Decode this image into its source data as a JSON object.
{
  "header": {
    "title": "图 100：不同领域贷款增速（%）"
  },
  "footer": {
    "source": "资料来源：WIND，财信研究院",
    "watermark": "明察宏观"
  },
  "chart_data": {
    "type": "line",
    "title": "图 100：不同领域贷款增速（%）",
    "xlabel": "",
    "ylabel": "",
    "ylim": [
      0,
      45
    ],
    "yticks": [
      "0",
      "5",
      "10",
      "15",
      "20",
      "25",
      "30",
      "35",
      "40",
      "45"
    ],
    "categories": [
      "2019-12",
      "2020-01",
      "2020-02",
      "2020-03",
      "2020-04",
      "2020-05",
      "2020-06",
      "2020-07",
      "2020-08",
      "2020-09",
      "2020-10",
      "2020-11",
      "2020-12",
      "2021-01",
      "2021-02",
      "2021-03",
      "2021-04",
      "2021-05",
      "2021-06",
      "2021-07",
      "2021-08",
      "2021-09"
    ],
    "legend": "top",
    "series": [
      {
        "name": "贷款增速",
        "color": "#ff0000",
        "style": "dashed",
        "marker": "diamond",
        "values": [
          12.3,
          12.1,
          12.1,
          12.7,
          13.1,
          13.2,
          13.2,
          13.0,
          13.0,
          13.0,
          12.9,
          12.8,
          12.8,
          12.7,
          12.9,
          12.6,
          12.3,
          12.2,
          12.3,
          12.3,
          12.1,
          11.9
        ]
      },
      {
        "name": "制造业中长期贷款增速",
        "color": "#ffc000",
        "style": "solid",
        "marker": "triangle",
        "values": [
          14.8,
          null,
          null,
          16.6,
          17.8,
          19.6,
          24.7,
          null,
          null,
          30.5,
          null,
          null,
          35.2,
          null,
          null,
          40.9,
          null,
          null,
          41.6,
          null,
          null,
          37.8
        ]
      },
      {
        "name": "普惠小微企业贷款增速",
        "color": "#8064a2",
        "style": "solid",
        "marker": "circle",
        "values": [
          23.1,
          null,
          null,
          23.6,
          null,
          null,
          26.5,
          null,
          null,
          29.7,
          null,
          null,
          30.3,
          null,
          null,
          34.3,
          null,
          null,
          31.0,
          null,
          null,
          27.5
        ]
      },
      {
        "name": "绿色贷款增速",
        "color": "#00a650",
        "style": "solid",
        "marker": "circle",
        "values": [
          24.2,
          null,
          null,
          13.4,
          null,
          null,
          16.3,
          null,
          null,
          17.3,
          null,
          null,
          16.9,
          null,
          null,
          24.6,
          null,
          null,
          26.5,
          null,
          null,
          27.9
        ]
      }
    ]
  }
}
☆ ☆ ☆
Task details = Only a number is wanted: how many lines contain the word "title"?

The solution = 2